* [To do] Write out the full set of records below exactly.

* [Entries supplied]
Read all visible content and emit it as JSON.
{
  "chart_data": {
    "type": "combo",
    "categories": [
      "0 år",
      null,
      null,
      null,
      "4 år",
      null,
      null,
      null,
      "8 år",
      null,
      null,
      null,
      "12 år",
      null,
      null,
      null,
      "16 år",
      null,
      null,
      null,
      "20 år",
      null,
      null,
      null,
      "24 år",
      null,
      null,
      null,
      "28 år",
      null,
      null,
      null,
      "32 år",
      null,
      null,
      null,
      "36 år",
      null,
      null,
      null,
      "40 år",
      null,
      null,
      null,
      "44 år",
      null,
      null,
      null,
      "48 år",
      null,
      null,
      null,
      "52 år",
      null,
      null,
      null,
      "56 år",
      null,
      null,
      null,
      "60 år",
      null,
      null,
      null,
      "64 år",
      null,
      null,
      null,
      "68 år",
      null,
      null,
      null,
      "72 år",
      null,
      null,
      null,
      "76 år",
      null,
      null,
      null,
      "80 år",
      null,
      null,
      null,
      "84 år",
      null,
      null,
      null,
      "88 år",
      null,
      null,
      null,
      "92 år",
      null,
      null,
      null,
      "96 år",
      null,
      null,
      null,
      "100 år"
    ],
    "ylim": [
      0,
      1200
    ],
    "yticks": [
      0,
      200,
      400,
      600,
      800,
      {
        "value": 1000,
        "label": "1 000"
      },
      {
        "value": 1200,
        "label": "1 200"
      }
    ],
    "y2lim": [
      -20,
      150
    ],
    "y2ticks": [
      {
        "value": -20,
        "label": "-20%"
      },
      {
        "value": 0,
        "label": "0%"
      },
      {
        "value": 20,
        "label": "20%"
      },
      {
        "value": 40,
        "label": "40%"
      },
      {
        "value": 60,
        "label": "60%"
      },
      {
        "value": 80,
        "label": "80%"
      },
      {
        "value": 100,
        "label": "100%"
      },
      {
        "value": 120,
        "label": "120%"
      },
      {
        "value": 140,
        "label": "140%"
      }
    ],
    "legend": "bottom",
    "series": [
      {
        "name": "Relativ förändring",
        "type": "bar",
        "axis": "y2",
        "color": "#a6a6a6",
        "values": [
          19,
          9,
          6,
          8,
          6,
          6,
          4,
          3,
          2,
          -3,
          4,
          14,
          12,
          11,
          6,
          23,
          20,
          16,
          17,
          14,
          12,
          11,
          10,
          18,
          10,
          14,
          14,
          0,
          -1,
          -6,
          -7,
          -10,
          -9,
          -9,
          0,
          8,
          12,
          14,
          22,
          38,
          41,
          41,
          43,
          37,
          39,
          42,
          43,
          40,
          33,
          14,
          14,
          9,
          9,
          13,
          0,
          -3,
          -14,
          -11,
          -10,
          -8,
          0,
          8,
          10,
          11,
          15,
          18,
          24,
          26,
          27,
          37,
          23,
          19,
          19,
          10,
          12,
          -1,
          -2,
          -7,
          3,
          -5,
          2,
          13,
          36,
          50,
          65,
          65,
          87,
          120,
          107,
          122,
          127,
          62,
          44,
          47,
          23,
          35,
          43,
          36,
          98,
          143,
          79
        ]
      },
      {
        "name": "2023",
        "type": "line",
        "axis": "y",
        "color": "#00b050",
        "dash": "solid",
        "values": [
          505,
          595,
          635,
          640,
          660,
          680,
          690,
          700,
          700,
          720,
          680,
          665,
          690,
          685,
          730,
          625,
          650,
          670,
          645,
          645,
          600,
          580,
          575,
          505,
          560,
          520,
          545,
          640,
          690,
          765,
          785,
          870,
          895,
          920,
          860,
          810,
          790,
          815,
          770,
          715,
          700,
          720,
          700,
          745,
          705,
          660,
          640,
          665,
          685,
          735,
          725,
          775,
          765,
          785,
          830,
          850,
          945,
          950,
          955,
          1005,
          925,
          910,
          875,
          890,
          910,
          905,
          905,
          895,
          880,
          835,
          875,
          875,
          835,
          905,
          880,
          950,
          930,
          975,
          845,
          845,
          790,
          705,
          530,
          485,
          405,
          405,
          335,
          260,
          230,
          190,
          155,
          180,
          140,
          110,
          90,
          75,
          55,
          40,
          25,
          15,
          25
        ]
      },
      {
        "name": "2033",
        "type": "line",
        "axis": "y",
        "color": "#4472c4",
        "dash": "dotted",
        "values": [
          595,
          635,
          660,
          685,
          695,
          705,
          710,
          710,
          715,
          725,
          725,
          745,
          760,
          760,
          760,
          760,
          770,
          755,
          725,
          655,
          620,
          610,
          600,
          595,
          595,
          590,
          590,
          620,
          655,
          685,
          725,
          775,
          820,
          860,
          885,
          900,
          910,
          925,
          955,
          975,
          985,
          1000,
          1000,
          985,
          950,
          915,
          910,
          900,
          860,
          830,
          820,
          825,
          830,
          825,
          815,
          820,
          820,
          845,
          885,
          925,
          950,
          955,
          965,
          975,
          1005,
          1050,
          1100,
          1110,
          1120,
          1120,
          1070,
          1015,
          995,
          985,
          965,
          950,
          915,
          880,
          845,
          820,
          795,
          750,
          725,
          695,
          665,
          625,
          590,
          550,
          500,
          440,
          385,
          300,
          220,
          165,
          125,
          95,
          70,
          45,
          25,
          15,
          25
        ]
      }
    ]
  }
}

* [Worked solution]
Read all visible content and emit it as JSON.
{
  "chart_data": {
    "type": "combo",
    "categories": [
      "0 år",
      null,
      null,
      null,
      "4 år",
      null,
      null,
      null,
      "8 år",
      null,
      null,
      null,
      "12 år",
      null,
      null,
      null,
      "16 år",
      null,
      null,
      null,
      "20 år",
      null,
      null,
      null,
      "24 år",
      null,
      null,
      null,
      "28 år",
      null,
      null,
      null,
      "32 år",
      null,
      null,
      null,
      "36 år",
      null,
      null,
      null,
      "40 år",
      null,
      null,
      null,
      "44 år",
      null,
      null,
      null,
      "48 år",
      null,
      null,
      null,
      "52 år",
      null,
      null,
      null,
      "56 år",
      null,
      null,
      null,
      "60 år",
      null,
      null,
      null,
      "64 år",
      null,
      null,
      null,
      "68 år",
      null,
      null,
      null,
      "72 år",
      null,
      null,
      null,
      "76 år",
      null,
      null,
      null,
      "80 år",
      null,
      null,
      null,
      "84 år",
      null,
      null,
      null,
      "88 år",
      null,
      null,
      null,
      "92 år",
      null,
      null,
      null,
      "96 år",
      null,
      null,
      null,
      "100 år"
    ],
    "ylim": [
      0,
      1200
    ],
    "yticks": [
      0,
      200,
      400,
      600,
      800,
      {
        "value": 1000,
        "label": "1 000"
      },
      {
        "value": 1200,
        "label": "1 200"
      }
    ],
    "y2lim": [
      -20,
      150
    ],
    "y2ticks": [
      {
        "value": -20,
        "label": "-20%"
      },
      {
        "value": 0,
        "label": "0%"
      },
      {
        "value": 20,
        "label": "20%"
      },
      {
        "value": 40,
        "label": "40%"
      },
      {
        "value": 60,
        "label": "60%"
      },
      {
        "value": 80,
        "label": "80%"
      },
      {
        "value": 100,
        "label": "100%"
      },
      {
        "value": 120,
        "label": "120%"
      },
      {
        "value": 140,
        "label": "140%"
      }
    ],
    "legend": "bottom",
    "series": [
      {
        "name": "Relativ förändring",
        "type": "bar",
        "axis": "y2",
        "color": "#a6a6a6",
        "values": [
          19,
          9,
          6,
          8,
          6,
          6,
          4,
          3,
          2,
          -3,
          4,
          14,
          12,
          11,
          6,
          23,
          20,
          16,
          17,
          14,
          12,
          11,
          10,
          18,
          10,
          14,
          14,
          0,
          -1,
          -6,
          -7,
          -10,
          -9,
          -9,
          0,
          8,
          12,
          14,
          22,
          38,
          41,
          41,
          43,
          37,
          39,
          42,
          43,
          40,
          33,
          14,
          14,
          9,
          9,
          13,
          0,
          -3,
          -14,
          -11,
          -10,
          -8,
          0,
          8,
          10,
          11,
          15,
          18,
          24,
          26,
          27,
          37,
          23,
          19,
          19,
          10,
          12,
          -1,
          -2,
          -7,
          3,
          -5,
          2,
          13,
          36,
          50,
          65,
          65,
          87,
          120,
          107,
          122,
          127,
          62,
          44,
          47,
          23,
          35,
          43,
          36,
          98,
          143,
          79
        ]
      },
      {
        "name": "2023",
        "type": "line",
        "axis": "y",
        "color": "#00b050",
        "dash": "solid",
        "values": [
          505,
          595,
          635,
          640,
          660,
          680,
          690,
          700,
          700,
          720,
          680,
          665,
          690,
          685,
          730,
          625,
          650,
          670,
          645,
          645,
          600,
          580,
          575,
          505,
          560,
          520,
          545,
          640,
          690,
          765,
          785,
          870,
          895,
          920,
          860,
          810,
          790,
          815,
          770,
          715,
          700,
          720,
          700,
          745,
          705,
          660,
          640,
          665,
          685,
          735,
          725,
          775,
          765,
          785,
          830,
          850,
          945,
          950,
          955,
          1005,
          925,
          910,
          875,
          890,
          910,
          905,
          905,
          895,
          880,
          835,
          875,
          875,
          835,
          905,
          880,
          950,
          930,
          975,
          845,
          845,
          790,
          705,
          530,
          485,
          405,
          405,
          335,
          260,
          230,
          190,
          155,
          180,
          140,
          110,
          90,
          75,
          55,
          40,
          25,
          15,
          25
        ]
      },
      {
        "name": "2033",
        "type": "line",
        "axis": "y",
        "color": "#4472c4",
        "dash": "dotted",
        "values": [
          595,
          635,
          660,
          685,
          695,
          705,
          710,
          710,
          715,
          725,
          725,
          745,
          760,
          760,
          760,
          760,
          770,
          755,
          725,
          655,
          620,
          610,
          600,
          595,
          595,
          590,
          590,
          620,
          655,
          685,
          725,
          775,
          820,
          860,
          885,
          900,
          910,
          925,
          955,
          975,
          985,
          1000,
          1000,
          985,
          950,
          915,
          910,
          900,
          860,
          830,
          820,
          825,
          830,
          825,
          815,
          820,
          820,
          845,
          885,
          925,
          950,
          955,
          965,
          975,
          1005,
          1050,
          1100,
          1110,
          1120,
          1120,
          1070,
          1015,
          995,
          985,
          965,
          950,
          915,
          880,
          845,
          820,
          795,
          750,
          725,
          695,
          665,
          625,
          590,
          550,
          500,
          440,
          385,
          300,
          220,
          165,
          125,
          95,
          70,
          45,
          25,
          15,
          25
        ]
      }
    ]
  }
}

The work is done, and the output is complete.